Can you quote the lines below exactly, starting at the line with "Give me a plain-text" and going through the last one?

---------- PROVIDED RECORDS

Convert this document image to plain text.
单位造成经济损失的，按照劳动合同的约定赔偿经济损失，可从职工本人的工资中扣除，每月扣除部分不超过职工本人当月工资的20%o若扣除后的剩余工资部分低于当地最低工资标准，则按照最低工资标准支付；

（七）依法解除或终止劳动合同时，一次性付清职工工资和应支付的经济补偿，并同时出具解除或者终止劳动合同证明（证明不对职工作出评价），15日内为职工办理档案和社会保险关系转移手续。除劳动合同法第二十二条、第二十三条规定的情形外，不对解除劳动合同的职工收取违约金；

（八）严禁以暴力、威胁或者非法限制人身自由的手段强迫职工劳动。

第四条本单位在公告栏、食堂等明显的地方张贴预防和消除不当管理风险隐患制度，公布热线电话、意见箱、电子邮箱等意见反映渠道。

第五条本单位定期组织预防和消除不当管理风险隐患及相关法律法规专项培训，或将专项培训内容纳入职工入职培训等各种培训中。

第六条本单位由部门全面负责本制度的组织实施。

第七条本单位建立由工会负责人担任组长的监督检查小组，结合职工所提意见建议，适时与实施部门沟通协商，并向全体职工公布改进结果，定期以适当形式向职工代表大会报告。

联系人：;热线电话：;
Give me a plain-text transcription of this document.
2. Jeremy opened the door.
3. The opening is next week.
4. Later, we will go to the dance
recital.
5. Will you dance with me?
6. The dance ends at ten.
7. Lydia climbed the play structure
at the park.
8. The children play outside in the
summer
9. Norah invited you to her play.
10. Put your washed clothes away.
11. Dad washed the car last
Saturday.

--------------------

FINAL RESULT →
Give me a plain-text transcription of this document.
2. Jeremy opened the door.
3. The opening is next week.
4. Later, we will go to the dance
recital.
5. Will you dance with me?
6. The dance ends at ten.
7. Lydia climbed the play structure
at the park.
8. The children play outside in the
summer
9. Norah invited you to her play.
10. Put your washed clothes away.
11. Dad washed the car last
Saturday.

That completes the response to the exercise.